- Requirement -
All the entries need to be quoted exactly, apart from the pictures, which you should drop.

- Data listing -
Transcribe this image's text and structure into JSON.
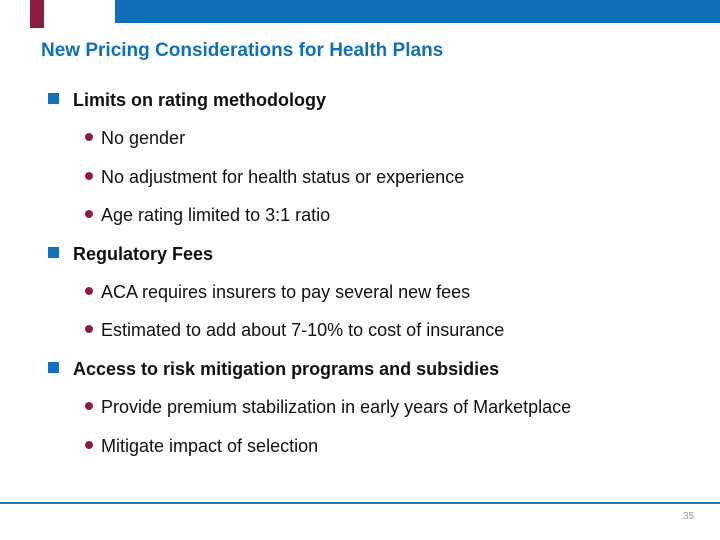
{
  "slide": {
    "title": "New Pricing Considerations for Health Plans",
    "page_number": "35",
    "colors": {
      "header_bar_blue": "#0E6FB8",
      "title_blue": "#1070B8",
      "square_bullet_blue": "#1371BD",
      "sub_bullet_maroon": "#8C1D40",
      "footer_rule_blue": "#2473B6",
      "page_number_gray": "#9A9A9A"
    },
    "sections": [
      {
        "heading": "Limits on rating methodology",
        "items": [
          "No gender",
          "No adjustment for health status or experience",
          "Age rating limited to 3:1 ratio"
        ]
      },
      {
        "heading": "Regulatory Fees",
        "items": [
          "ACA requires insurers to pay several new fees",
          "Estimated to add about 7-10% to cost of insurance"
        ]
      },
      {
        "heading": "Access to risk mitigation programs and subsidies",
        "items": [
          "Provide premium stabilization in early years of Marketplace",
          "Mitigate impact of selection"
        ]
      }
    ]
  }
}
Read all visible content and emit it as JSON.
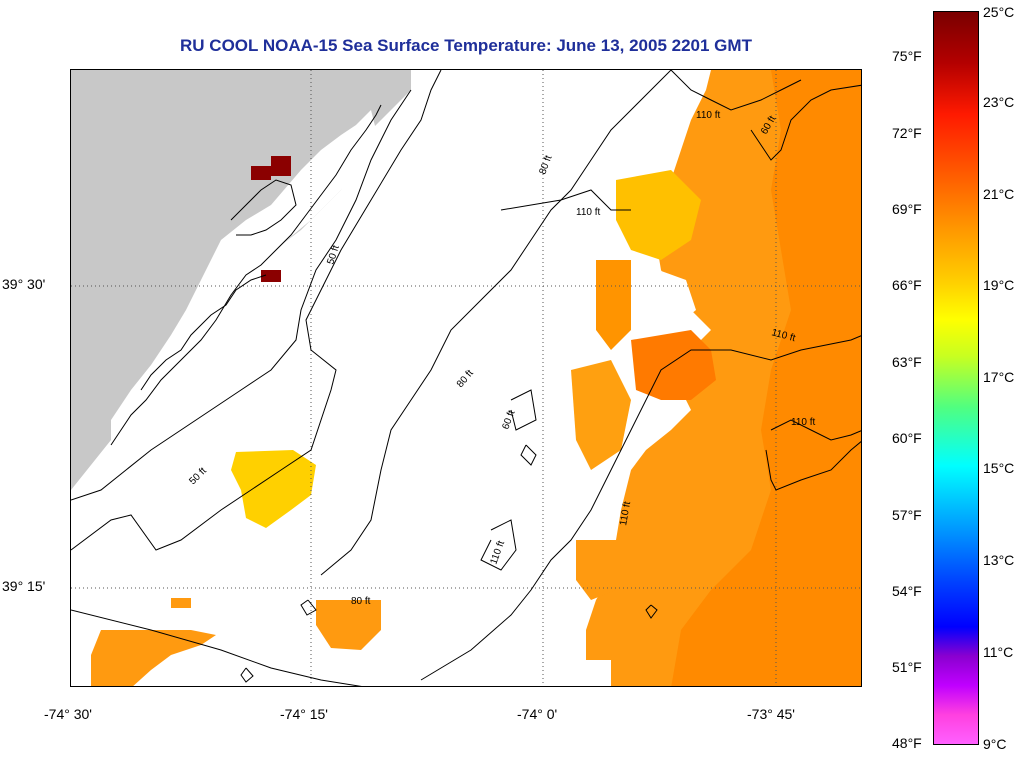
{
  "title": "RU COOL  NOAA-15  Sea Surface Temperature:  June 13, 2005 2201 GMT",
  "latitude_labels": [
    {
      "label": "39° 30'",
      "value": 39.5
    },
    {
      "label": "39° 15'",
      "value": 39.25
    }
  ],
  "longitude_labels": [
    {
      "label": "-74° 30'",
      "value": -74.5
    },
    {
      "label": "-74° 15'",
      "value": -74.25
    },
    {
      "label": "-74° 0'",
      "value": -74.0
    },
    {
      "label": "-73° 45'",
      "value": -73.75
    }
  ],
  "contour_labels": [
    "110 ft",
    "60 ft",
    "80 ft",
    "110 ft",
    "50 ft",
    "110 ft",
    "80 ft",
    "60 ft",
    "110 ft",
    "50 ft",
    "110 ft",
    "110 ft",
    "80 ft"
  ],
  "colorbar": {
    "fahrenheit": [
      "75°F",
      "72°F",
      "69°F",
      "66°F",
      "63°F",
      "60°F",
      "57°F",
      "54°F",
      "51°F",
      "48°F"
    ],
    "celsius": [
      "25°C",
      "23°C",
      "21°C",
      "19°C",
      "17°C",
      "15°C",
      "13°C",
      "11°C",
      "9°C"
    ]
  },
  "colors": {
    "land": "#c8c8c8",
    "warm_water": "#ff8c00",
    "title": "#1f2f9a"
  }
}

- Task output -
Transcribe this image's text and structure into JSON.
{
  "slide": {
    "title": "New Pricing Considerations for Health Plans",
    "page_number": "35",
    "colors": {
      "header_bar_blue": "#0E6FB8",
      "title_blue": "#1070B8",
      "square_bullet_blue": "#1371BD",
      "sub_bullet_maroon": "#8C1D40",
      "footer_rule_blue": "#2473B6",
      "page_number_gray": "#9A9A9A"
    },
    "sections": [
      {
        "heading": "Limits on rating methodology",
        "items": [
          "No gender",
          "No adjustment for health status or experience",
          "Age rating limited to 3:1 ratio"
        ]
      },
      {
        "heading": "Regulatory Fees",
        "items": [
          "ACA requires insurers to pay several new fees",
          "Estimated to add about 7-10% to cost of insurance"
        ]
      },
      {
        "heading": "Access to risk mitigation programs and subsidies",
        "items": [
          "Provide premium stabilization in early years of Marketplace",
          "Mitigate impact of selection"
        ]
      }
    ]
  }
}
Read all visible content and emit it as JSON.
{
  "title": "RU COOL  NOAA-15  Sea Surface Temperature:  June 13, 2005 2201 GMT",
  "latitude_labels": [
    {
      "label": "39° 30'",
      "value": 39.5
    },
    {
      "label": "39° 15'",
      "value": 39.25
    }
  ],
  "longitude_labels": [
    {
      "label": "-74° 30'",
      "value": -74.5
    },
    {
      "label": "-74° 15'",
      "value": -74.25
    },
    {
      "label": "-74° 0'",
      "value": -74.0
    },
    {
      "label": "-73° 45'",
      "value": -73.75
    }
  ],
  "contour_labels": [
    "110 ft",
    "60 ft",
    "80 ft",
    "110 ft",
    "50 ft",
    "110 ft",
    "80 ft",
    "60 ft",
    "110 ft",
    "50 ft",
    "110 ft",
    "110 ft",
    "80 ft"
  ],
  "colorbar": {
    "fahrenheit": [
      "75°F",
      "72°F",
      "69°F",
      "66°F",
      "63°F",
      "60°F",
      "57°F",
      "54°F",
      "51°F",
      "48°F"
    ],
    "celsius": [
      "25°C",
      "23°C",
      "21°C",
      "19°C",
      "17°C",
      "15°C",
      "13°C",
      "11°C",
      "9°C"
    ]
  },
  "colors": {
    "land": "#c8c8c8",
    "warm_water": "#ff8c00",
    "title": "#1f2f9a"
  }
}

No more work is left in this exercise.